Structured figure records
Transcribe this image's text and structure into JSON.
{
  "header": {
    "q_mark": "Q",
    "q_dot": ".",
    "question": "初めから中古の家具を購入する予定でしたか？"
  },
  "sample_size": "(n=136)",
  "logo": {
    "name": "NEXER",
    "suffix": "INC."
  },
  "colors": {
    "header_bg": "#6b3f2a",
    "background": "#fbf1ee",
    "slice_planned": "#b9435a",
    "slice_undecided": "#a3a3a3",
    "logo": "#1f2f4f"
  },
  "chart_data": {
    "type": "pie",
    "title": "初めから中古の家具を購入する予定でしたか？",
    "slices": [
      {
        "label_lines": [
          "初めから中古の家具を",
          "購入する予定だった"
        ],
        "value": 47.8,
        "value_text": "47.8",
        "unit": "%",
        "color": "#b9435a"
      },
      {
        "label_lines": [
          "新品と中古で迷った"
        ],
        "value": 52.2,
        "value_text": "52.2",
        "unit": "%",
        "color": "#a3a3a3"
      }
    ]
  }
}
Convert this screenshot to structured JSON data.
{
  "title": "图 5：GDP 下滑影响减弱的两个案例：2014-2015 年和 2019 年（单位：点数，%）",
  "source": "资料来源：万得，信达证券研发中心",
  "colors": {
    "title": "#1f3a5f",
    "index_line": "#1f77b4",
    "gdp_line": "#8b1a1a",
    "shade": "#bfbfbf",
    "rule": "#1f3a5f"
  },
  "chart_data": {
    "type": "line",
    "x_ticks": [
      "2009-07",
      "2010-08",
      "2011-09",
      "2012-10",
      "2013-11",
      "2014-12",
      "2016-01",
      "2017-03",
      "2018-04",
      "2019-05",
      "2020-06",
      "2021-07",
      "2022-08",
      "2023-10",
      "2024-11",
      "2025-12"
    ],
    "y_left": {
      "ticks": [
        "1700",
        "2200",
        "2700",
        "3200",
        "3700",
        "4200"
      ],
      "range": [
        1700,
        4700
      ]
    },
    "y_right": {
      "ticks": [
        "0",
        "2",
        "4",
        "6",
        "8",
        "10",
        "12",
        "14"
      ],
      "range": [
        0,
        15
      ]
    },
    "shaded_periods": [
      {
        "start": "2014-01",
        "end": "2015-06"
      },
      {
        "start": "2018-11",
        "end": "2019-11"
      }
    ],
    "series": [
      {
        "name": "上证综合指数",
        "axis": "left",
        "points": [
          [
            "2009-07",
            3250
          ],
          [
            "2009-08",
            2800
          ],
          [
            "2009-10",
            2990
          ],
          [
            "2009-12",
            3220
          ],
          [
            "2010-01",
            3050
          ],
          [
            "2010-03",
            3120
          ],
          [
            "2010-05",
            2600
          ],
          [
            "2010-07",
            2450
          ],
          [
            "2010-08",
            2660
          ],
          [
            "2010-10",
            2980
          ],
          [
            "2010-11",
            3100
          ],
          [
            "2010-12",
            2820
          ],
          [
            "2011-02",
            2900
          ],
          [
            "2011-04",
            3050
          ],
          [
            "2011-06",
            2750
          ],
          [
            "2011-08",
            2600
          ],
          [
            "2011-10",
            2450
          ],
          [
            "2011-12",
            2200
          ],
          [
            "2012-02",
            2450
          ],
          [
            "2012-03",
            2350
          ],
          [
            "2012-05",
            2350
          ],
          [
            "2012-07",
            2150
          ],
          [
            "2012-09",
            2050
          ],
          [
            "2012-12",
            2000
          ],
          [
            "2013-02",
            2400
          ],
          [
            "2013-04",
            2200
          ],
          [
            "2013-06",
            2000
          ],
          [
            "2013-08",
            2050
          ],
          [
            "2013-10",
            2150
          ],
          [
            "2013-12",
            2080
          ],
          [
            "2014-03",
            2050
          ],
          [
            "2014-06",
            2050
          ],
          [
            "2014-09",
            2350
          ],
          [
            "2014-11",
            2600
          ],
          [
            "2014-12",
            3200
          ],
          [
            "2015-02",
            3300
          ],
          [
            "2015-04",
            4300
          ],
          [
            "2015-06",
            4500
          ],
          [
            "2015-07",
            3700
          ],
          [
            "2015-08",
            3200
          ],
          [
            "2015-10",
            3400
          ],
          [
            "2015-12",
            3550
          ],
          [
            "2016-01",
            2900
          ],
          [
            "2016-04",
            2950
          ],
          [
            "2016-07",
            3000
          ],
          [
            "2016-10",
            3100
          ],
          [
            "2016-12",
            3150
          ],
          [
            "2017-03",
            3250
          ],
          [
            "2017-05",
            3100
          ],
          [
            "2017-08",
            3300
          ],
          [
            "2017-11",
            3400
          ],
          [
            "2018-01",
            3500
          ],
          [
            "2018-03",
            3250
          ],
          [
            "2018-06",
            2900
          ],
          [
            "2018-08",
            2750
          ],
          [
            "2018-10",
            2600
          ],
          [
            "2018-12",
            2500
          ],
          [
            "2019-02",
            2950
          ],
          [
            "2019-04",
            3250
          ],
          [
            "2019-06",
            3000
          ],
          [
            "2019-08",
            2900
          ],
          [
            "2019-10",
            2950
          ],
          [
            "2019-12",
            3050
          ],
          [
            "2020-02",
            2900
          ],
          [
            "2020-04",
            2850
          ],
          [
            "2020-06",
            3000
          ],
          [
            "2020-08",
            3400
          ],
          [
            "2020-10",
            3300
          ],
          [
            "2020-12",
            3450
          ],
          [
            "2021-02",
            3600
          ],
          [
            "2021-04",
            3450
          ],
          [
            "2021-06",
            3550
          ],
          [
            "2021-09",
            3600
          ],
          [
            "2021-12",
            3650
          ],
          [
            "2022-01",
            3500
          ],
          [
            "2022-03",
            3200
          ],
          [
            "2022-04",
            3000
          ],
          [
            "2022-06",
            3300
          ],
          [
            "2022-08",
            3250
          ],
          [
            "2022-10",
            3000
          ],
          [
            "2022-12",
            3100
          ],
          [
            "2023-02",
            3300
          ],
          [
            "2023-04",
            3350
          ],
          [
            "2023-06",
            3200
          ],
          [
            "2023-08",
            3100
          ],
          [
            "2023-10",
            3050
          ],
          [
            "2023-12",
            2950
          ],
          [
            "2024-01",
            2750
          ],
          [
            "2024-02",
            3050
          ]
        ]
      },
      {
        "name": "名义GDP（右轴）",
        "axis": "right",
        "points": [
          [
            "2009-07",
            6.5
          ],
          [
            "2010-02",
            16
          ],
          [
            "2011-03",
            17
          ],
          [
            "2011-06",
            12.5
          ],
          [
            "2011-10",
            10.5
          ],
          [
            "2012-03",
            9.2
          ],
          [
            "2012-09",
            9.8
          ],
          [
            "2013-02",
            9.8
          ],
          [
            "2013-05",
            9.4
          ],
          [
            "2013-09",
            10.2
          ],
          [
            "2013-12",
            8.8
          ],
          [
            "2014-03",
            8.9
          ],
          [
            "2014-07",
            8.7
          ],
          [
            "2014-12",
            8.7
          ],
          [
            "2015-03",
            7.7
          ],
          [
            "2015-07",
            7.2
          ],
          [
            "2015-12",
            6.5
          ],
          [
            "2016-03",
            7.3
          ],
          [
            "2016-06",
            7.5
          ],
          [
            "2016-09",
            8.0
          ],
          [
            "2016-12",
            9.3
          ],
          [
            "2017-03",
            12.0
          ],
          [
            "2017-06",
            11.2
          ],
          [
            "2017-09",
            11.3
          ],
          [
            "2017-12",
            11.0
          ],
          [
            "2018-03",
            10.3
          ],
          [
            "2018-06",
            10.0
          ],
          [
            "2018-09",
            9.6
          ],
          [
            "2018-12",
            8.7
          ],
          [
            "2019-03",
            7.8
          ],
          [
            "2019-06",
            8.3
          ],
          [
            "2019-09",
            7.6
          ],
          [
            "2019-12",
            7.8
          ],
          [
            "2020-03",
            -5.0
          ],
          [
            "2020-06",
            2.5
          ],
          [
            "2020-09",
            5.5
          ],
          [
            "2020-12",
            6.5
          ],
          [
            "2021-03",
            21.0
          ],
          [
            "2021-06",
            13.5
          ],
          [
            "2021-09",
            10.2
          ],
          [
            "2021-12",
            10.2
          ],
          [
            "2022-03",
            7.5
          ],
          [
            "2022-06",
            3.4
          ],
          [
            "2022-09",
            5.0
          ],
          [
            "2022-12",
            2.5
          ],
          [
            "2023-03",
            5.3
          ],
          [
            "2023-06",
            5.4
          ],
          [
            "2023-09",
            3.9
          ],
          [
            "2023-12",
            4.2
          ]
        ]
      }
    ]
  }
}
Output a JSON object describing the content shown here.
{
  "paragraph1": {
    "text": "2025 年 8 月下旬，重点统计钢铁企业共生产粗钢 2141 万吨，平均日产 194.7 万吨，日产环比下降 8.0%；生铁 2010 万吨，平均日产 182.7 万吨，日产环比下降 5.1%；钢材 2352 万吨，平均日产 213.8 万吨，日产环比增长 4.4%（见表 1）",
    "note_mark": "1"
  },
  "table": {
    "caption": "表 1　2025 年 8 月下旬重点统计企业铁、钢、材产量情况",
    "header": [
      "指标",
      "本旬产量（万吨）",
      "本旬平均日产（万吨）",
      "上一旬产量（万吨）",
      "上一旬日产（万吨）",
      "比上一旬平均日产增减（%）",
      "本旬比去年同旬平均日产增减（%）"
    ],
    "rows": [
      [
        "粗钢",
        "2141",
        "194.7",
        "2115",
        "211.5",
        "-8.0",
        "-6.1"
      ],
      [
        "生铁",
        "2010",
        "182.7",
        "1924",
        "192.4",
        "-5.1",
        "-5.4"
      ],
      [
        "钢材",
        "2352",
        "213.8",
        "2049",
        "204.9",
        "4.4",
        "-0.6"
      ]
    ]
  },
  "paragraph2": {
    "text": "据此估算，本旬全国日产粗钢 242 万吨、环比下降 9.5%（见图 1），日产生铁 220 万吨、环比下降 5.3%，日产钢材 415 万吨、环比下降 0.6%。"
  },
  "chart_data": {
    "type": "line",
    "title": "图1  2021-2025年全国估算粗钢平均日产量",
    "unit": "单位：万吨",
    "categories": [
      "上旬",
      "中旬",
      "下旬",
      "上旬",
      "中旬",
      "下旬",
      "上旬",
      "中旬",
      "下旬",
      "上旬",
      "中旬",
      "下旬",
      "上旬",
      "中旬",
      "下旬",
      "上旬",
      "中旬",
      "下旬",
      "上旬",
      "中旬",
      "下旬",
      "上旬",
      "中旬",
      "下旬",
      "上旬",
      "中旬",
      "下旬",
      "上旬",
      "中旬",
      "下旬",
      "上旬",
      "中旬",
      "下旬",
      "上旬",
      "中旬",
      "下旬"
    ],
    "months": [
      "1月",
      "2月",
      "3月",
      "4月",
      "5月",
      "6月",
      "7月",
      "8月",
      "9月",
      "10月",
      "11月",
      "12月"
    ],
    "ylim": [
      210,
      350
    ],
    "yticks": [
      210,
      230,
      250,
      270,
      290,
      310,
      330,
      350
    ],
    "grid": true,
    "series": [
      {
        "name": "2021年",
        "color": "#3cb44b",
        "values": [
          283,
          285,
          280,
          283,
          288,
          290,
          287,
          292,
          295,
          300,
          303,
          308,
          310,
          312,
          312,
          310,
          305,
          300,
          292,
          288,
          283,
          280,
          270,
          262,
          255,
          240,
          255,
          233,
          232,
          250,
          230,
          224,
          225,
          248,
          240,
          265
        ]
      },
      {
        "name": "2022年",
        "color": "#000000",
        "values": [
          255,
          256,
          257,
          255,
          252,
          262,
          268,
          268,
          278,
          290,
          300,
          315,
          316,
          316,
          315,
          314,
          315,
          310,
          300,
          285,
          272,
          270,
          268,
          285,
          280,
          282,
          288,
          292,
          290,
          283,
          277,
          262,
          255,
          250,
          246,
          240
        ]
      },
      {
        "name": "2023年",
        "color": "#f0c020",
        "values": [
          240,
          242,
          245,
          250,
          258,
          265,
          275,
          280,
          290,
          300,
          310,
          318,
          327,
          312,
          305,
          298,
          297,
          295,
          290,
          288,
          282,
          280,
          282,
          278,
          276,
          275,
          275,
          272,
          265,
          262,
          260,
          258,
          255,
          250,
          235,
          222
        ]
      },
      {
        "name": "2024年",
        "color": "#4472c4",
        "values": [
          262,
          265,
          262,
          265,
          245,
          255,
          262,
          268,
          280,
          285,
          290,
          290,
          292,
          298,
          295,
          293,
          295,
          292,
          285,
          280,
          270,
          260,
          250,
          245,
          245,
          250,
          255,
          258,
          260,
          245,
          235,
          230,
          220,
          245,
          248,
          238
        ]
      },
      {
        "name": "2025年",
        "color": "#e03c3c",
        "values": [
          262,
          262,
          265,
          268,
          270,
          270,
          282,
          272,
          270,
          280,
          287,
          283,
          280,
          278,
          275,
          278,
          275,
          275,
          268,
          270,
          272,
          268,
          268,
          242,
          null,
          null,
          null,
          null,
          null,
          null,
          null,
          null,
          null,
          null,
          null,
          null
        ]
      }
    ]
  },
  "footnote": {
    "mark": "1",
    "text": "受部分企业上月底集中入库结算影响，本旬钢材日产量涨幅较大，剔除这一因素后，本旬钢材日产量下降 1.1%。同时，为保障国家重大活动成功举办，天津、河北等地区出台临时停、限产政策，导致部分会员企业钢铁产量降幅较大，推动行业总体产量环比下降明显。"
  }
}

** Work instructions **
Search the entries for the word "title" and copy every line that has it.

** Full answer **
    "title": "初めから中古の家具を購入する予定でしたか？",
  "title": "图 5：GDP 下滑影响减弱的两个案例：2014-2015 年和 2019 年（单位：点数，%）",
    "title": "#1f3a5f",
    "title": "图1  2021-2025年全国估算粗钢平均日产量",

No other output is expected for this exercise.